# Exercise prompt
All of the material should be reproduced exactly, with pictures left out.
+-------+
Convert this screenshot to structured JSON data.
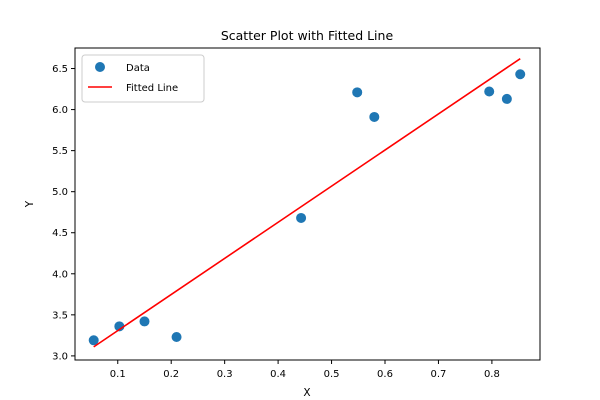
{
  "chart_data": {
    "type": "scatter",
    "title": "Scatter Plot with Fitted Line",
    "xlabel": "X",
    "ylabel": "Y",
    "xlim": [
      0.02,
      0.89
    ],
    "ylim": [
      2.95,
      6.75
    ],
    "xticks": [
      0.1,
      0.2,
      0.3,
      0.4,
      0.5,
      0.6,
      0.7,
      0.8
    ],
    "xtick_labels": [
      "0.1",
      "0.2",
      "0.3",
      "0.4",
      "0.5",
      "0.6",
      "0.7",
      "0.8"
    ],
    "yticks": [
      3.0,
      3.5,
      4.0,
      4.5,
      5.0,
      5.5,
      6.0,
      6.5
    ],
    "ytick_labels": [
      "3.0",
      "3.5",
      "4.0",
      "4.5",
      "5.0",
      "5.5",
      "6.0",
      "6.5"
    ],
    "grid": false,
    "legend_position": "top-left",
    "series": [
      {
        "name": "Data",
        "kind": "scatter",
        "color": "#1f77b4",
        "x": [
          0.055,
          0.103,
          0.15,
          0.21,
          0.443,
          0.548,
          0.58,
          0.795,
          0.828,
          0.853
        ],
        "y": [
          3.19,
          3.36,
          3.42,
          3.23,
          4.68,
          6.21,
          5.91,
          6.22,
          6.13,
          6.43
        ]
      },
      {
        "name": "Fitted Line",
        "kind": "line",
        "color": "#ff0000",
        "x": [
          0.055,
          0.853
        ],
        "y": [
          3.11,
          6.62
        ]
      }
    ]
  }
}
+-------+
# Correct response
Convert this screenshot to structured JSON data.
{
  "chart_data": {
    "type": "scatter",
    "title": "Scatter Plot with Fitted Line",
    "xlabel": "X",
    "ylabel": "Y",
    "xlim": [
      0.02,
      0.89
    ],
    "ylim": [
      2.95,
      6.75
    ],
    "xticks": [
      0.1,
      0.2,
      0.3,
      0.4,
      0.5,
      0.6,
      0.7,
      0.8
    ],
    "xtick_labels": [
      "0.1",
      "0.2",
      "0.3",
      "0.4",
      "0.5",
      "0.6",
      "0.7",
      "0.8"
    ],
    "yticks": [
      3.0,
      3.5,
      4.0,
      4.5,
      5.0,
      5.5,
      6.0,
      6.5
    ],
    "ytick_labels": [
      "3.0",
      "3.5",
      "4.0",
      "4.5",
      "5.0",
      "5.5",
      "6.0",
      "6.5"
    ],
    "grid": false,
    "legend_position": "top-left",
    "series": [
      {
        "name": "Data",
        "kind": "scatter",
        "color": "#1f77b4",
        "x": [
          0.055,
          0.103,
          0.15,
          0.21,
          0.443,
          0.548,
          0.58,
          0.795,
          0.828,
          0.853
        ],
        "y": [
          3.19,
          3.36,
          3.42,
          3.23,
          4.68,
          6.21,
          5.91,
          6.22,
          6.13,
          6.43
        ]
      },
      {
        "name": "Fitted Line",
        "kind": "line",
        "color": "#ff0000",
        "x": [
          0.055,
          0.853
        ],
        "y": [
          3.11,
          6.62
        ]
      }
    ]
  }
}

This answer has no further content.